SOURCE DATA ::
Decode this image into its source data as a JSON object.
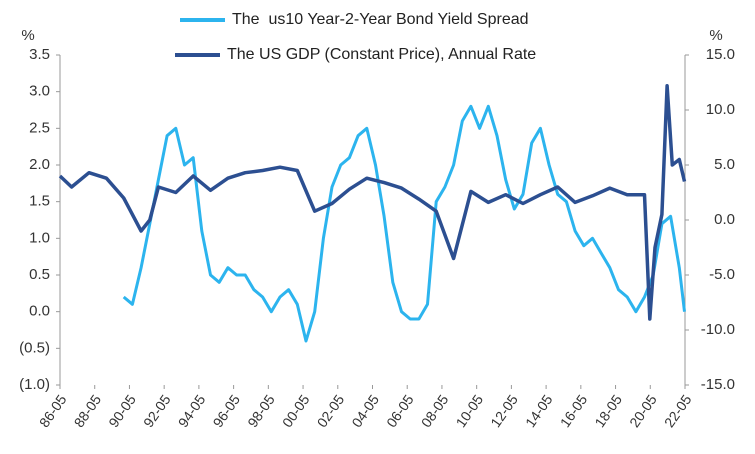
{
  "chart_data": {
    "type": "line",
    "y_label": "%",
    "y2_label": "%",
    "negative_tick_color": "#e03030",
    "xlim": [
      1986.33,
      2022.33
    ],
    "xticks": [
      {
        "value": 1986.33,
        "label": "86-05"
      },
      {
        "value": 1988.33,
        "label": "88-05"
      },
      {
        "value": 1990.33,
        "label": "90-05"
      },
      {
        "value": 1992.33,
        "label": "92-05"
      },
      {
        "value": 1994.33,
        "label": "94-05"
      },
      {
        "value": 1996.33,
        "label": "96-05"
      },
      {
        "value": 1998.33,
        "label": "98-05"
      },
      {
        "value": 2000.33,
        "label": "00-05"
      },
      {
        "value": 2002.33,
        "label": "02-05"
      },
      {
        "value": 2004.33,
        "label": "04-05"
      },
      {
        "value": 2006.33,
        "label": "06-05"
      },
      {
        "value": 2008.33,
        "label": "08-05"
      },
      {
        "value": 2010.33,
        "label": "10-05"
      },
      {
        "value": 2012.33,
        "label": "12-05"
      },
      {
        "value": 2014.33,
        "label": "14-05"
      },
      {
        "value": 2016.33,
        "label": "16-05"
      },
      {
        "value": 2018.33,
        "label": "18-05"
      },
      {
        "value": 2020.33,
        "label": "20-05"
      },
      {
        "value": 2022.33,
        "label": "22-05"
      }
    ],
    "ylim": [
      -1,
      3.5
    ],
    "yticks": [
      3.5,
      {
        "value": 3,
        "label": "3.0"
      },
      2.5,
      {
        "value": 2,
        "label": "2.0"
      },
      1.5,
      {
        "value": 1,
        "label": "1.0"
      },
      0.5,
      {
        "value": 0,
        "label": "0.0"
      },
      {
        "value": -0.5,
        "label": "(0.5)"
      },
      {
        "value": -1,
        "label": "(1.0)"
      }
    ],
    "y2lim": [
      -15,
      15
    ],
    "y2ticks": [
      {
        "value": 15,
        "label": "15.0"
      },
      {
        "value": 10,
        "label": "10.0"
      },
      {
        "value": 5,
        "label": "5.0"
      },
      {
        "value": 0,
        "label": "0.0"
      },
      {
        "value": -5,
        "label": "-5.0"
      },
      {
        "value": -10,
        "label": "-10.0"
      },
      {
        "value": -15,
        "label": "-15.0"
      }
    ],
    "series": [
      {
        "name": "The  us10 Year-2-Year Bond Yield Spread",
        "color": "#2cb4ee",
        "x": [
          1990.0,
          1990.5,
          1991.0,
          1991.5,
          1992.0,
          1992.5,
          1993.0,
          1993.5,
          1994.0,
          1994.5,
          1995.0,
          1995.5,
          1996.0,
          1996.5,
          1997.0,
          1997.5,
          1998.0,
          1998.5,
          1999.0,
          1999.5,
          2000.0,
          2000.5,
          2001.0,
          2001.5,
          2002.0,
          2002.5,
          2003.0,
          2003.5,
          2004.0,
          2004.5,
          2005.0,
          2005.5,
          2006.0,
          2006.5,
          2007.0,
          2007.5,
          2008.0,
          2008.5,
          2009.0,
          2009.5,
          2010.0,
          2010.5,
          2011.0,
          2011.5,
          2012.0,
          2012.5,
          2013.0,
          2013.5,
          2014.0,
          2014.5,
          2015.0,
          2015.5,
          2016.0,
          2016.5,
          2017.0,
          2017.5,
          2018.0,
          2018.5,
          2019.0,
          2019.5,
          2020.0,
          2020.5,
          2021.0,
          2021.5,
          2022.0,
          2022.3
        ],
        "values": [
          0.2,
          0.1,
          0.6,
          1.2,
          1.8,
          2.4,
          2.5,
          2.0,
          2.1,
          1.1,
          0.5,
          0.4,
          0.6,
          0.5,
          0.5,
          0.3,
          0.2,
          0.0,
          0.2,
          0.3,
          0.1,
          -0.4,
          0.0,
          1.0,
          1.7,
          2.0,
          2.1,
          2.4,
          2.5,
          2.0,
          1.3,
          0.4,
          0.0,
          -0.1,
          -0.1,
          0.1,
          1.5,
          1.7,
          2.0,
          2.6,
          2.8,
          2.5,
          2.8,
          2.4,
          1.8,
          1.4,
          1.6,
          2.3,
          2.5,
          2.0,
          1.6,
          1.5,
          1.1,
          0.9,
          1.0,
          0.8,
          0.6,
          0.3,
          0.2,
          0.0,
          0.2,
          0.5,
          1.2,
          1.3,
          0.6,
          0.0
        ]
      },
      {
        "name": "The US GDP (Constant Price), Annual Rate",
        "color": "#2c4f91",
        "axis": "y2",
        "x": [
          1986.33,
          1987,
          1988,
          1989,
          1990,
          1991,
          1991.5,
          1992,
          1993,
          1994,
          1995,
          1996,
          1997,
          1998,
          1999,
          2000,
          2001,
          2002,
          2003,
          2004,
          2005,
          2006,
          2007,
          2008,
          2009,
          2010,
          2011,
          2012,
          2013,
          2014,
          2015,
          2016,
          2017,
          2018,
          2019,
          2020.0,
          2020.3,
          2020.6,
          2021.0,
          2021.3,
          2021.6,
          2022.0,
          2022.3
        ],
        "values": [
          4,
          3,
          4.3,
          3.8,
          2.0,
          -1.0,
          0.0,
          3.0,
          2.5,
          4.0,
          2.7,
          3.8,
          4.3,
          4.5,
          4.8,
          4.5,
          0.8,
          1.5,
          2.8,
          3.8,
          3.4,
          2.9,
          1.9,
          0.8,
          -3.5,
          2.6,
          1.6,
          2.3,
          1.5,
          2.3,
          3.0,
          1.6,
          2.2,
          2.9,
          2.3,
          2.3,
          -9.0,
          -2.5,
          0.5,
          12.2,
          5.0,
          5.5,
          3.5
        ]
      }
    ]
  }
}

GIVEN TASK :: Repeat the records above exactly, leaving out any pictures they contain.

COMPLETED EXERCISE ::
Decode this image into its source data as a JSON object.
{
  "chart_data": {
    "type": "line",
    "y_label": "%",
    "y2_label": "%",
    "negative_tick_color": "#e03030",
    "xlim": [
      1986.33,
      2022.33
    ],
    "xticks": [
      {
        "value": 1986.33,
        "label": "86-05"
      },
      {
        "value": 1988.33,
        "label": "88-05"
      },
      {
        "value": 1990.33,
        "label": "90-05"
      },
      {
        "value": 1992.33,
        "label": "92-05"
      },
      {
        "value": 1994.33,
        "label": "94-05"
      },
      {
        "value": 1996.33,
        "label": "96-05"
      },
      {
        "value": 1998.33,
        "label": "98-05"
      },
      {
        "value": 2000.33,
        "label": "00-05"
      },
      {
        "value": 2002.33,
        "label": "02-05"
      },
      {
        "value": 2004.33,
        "label": "04-05"
      },
      {
        "value": 2006.33,
        "label": "06-05"
      },
      {
        "value": 2008.33,
        "label": "08-05"
      },
      {
        "value": 2010.33,
        "label": "10-05"
      },
      {
        "value": 2012.33,
        "label": "12-05"
      },
      {
        "value": 2014.33,
        "label": "14-05"
      },
      {
        "value": 2016.33,
        "label": "16-05"
      },
      {
        "value": 2018.33,
        "label": "18-05"
      },
      {
        "value": 2020.33,
        "label": "20-05"
      },
      {
        "value": 2022.33,
        "label": "22-05"
      }
    ],
    "ylim": [
      -1,
      3.5
    ],
    "yticks": [
      3.5,
      {
        "value": 3,
        "label": "3.0"
      },
      2.5,
      {
        "value": 2,
        "label": "2.0"
      },
      1.5,
      {
        "value": 1,
        "label": "1.0"
      },
      0.5,
      {
        "value": 0,
        "label": "0.0"
      },
      {
        "value": -0.5,
        "label": "(0.5)"
      },
      {
        "value": -1,
        "label": "(1.0)"
      }
    ],
    "y2lim": [
      -15,
      15
    ],
    "y2ticks": [
      {
        "value": 15,
        "label": "15.0"
      },
      {
        "value": 10,
        "label": "10.0"
      },
      {
        "value": 5,
        "label": "5.0"
      },
      {
        "value": 0,
        "label": "0.0"
      },
      {
        "value": -5,
        "label": "-5.0"
      },
      {
        "value": -10,
        "label": "-10.0"
      },
      {
        "value": -15,
        "label": "-15.0"
      }
    ],
    "series": [
      {
        "name": "The  us10 Year-2-Year Bond Yield Spread",
        "color": "#2cb4ee",
        "x": [
          1990.0,
          1990.5,
          1991.0,
          1991.5,
          1992.0,
          1992.5,
          1993.0,
          1993.5,
          1994.0,
          1994.5,
          1995.0,
          1995.5,
          1996.0,
          1996.5,
          1997.0,
          1997.5,
          1998.0,
          1998.5,
          1999.0,
          1999.5,
          2000.0,
          2000.5,
          2001.0,
          2001.5,
          2002.0,
          2002.5,
          2003.0,
          2003.5,
          2004.0,
          2004.5,
          2005.0,
          2005.5,
          2006.0,
          2006.5,
          2007.0,
          2007.5,
          2008.0,
          2008.5,
          2009.0,
          2009.5,
          2010.0,
          2010.5,
          2011.0,
          2011.5,
          2012.0,
          2012.5,
          2013.0,
          2013.5,
          2014.0,
          2014.5,
          2015.0,
          2015.5,
          2016.0,
          2016.5,
          2017.0,
          2017.5,
          2018.0,
          2018.5,
          2019.0,
          2019.5,
          2020.0,
          2020.5,
          2021.0,
          2021.5,
          2022.0,
          2022.3
        ],
        "values": [
          0.2,
          0.1,
          0.6,
          1.2,
          1.8,
          2.4,
          2.5,
          2.0,
          2.1,
          1.1,
          0.5,
          0.4,
          0.6,
          0.5,
          0.5,
          0.3,
          0.2,
          0.0,
          0.2,
          0.3,
          0.1,
          -0.4,
          0.0,
          1.0,
          1.7,
          2.0,
          2.1,
          2.4,
          2.5,
          2.0,
          1.3,
          0.4,
          0.0,
          -0.1,
          -0.1,
          0.1,
          1.5,
          1.7,
          2.0,
          2.6,
          2.8,
          2.5,
          2.8,
          2.4,
          1.8,
          1.4,
          1.6,
          2.3,
          2.5,
          2.0,
          1.6,
          1.5,
          1.1,
          0.9,
          1.0,
          0.8,
          0.6,
          0.3,
          0.2,
          0.0,
          0.2,
          0.5,
          1.2,
          1.3,
          0.6,
          0.0
        ]
      },
      {
        "name": "The US GDP (Constant Price), Annual Rate",
        "color": "#2c4f91",
        "axis": "y2",
        "x": [
          1986.33,
          1987,
          1988,
          1989,
          1990,
          1991,
          1991.5,
          1992,
          1993,
          1994,
          1995,
          1996,
          1997,
          1998,
          1999,
          2000,
          2001,
          2002,
          2003,
          2004,
          2005,
          2006,
          2007,
          2008,
          2009,
          2010,
          2011,
          2012,
          2013,
          2014,
          2015,
          2016,
          2017,
          2018,
          2019,
          2020.0,
          2020.3,
          2020.6,
          2021.0,
          2021.3,
          2021.6,
          2022.0,
          2022.3
        ],
        "values": [
          4,
          3,
          4.3,
          3.8,
          2.0,
          -1.0,
          0.0,
          3.0,
          2.5,
          4.0,
          2.7,
          3.8,
          4.3,
          4.5,
          4.8,
          4.5,
          0.8,
          1.5,
          2.8,
          3.8,
          3.4,
          2.9,
          1.9,
          0.8,
          -3.5,
          2.6,
          1.6,
          2.3,
          1.5,
          2.3,
          3.0,
          1.6,
          2.2,
          2.9,
          2.3,
          2.3,
          -9.0,
          -2.5,
          0.5,
          12.2,
          5.0,
          5.5,
          3.5
        ]
      }
    ]
  }
}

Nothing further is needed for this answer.